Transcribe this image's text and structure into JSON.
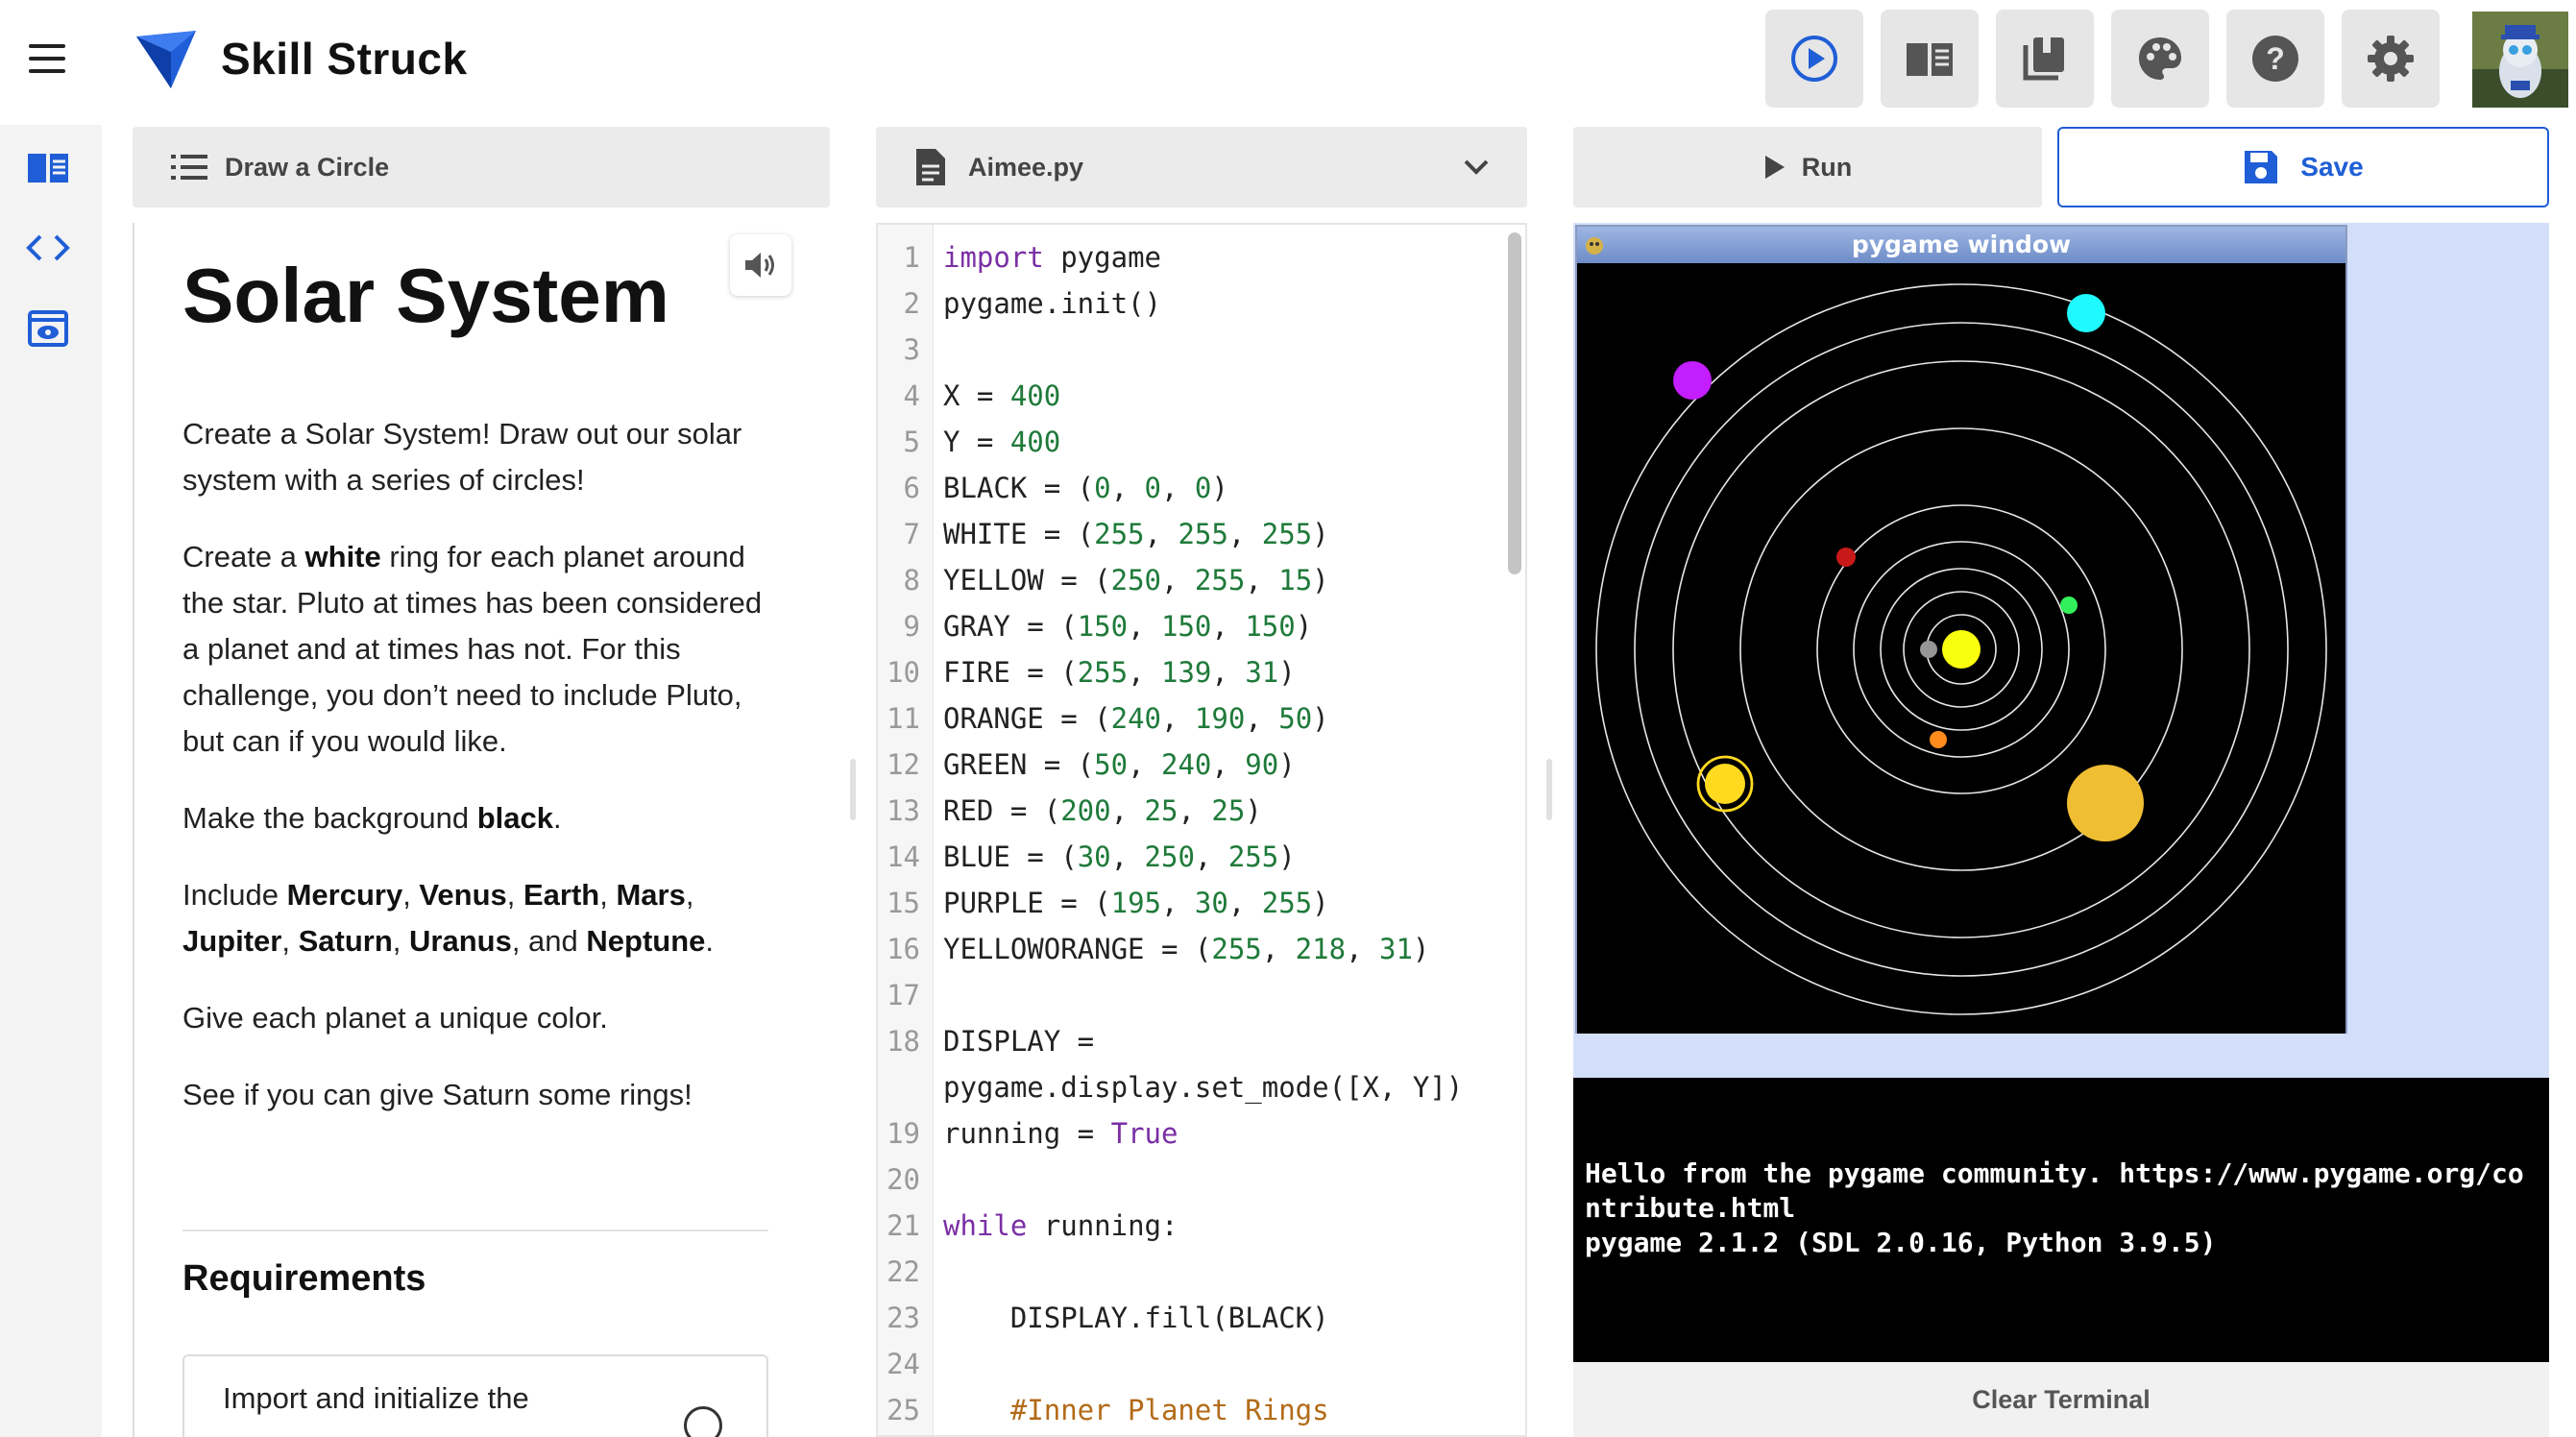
{
  "app": {
    "brand": "Skill Struck"
  },
  "toolbar": {
    "icons": [
      "play-circle-icon",
      "book-open-icon",
      "library-icon",
      "palette-icon",
      "help-icon",
      "settings-icon"
    ],
    "accent": "#1f5ed6"
  },
  "sidebar": {
    "icons": [
      "instructions-book-icon",
      "code-icon",
      "preview-icon"
    ]
  },
  "instructions": {
    "header": "Draw a Circle",
    "title": "Solar System",
    "p1": "Create a Solar System! Draw out our solar system with a series of circles!",
    "p2_a": "Create a ",
    "p2_b": "white",
    "p2_c": " ring for each planet around the star. Pluto at times has been considered a planet and at times has not. For this challenge, you don’t need to include Pluto, but can if you would like.",
    "p3_a": "Make the background ",
    "p3_b": "black",
    "p3_c": ".",
    "p4_a": "Include ",
    "planets": [
      "Mercury",
      "Venus",
      "Earth",
      "Mars",
      "Jupiter",
      "Saturn",
      "Uranus",
      "Neptune"
    ],
    "sep_comma": ", ",
    "sep_and": ", and ",
    "p4_end": ".",
    "p5": "Give each planet a unique color.",
    "p6": "See if you can give Saturn some rings!",
    "requirements_title": "Requirements",
    "requirement_1": "Import and initialize the"
  },
  "editor": {
    "filename": "Aimee.py",
    "lines": [
      {
        "n": "1",
        "code": "import pygame"
      },
      {
        "n": "2",
        "code": "pygame.init()"
      },
      {
        "n": "3",
        "code": ""
      },
      {
        "n": "4",
        "code": "X = 400"
      },
      {
        "n": "5",
        "code": "Y = 400"
      },
      {
        "n": "6",
        "code": "BLACK = (0, 0, 0)"
      },
      {
        "n": "7",
        "code": "WHITE = (255, 255, 255)"
      },
      {
        "n": "8",
        "code": "YELLOW = (250, 255, 15)"
      },
      {
        "n": "9",
        "code": "GRAY = (150, 150, 150)"
      },
      {
        "n": "10",
        "code": "FIRE = (255, 139, 31)"
      },
      {
        "n": "11",
        "code": "ORANGE = (240, 190, 50)"
      },
      {
        "n": "12",
        "code": "GREEN = (50, 240, 90)"
      },
      {
        "n": "13",
        "code": "RED = (200, 25, 25)"
      },
      {
        "n": "14",
        "code": "BLUE = (30, 250, 255)"
      },
      {
        "n": "15",
        "code": "PURPLE = (195, 30, 255)"
      },
      {
        "n": "16",
        "code": "YELLOWORANGE = (255, 218, 31)"
      },
      {
        "n": "17",
        "code": ""
      },
      {
        "n": "18",
        "code": "DISPLAY ="
      },
      {
        "n": "",
        "code": "pygame.display.set_mode([X, Y])"
      },
      {
        "n": "19",
        "code": "running = True"
      },
      {
        "n": "20",
        "code": ""
      },
      {
        "n": "21",
        "code": "while running:"
      },
      {
        "n": "22",
        "code": ""
      },
      {
        "n": "23",
        "code": "    DISPLAY.fill(BLACK)"
      },
      {
        "n": "24",
        "code": ""
      },
      {
        "n": "25",
        "code": "    #Inner Planet Rings"
      }
    ]
  },
  "output": {
    "run_label": "Run",
    "save_label": "Save",
    "window_title": "pygame window",
    "terminal": "Hello from the pygame community. https://www.pygame.org/contribute.html\npygame 2.1.2 (SDL 2.0.16, Python 3.9.5)",
    "clear_label": "Clear Terminal"
  }
}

(Exercise aim) Return every line above in which the string "running" occurs.

(Reply to the task)
        "code": "running = True"
        "code": "while running:"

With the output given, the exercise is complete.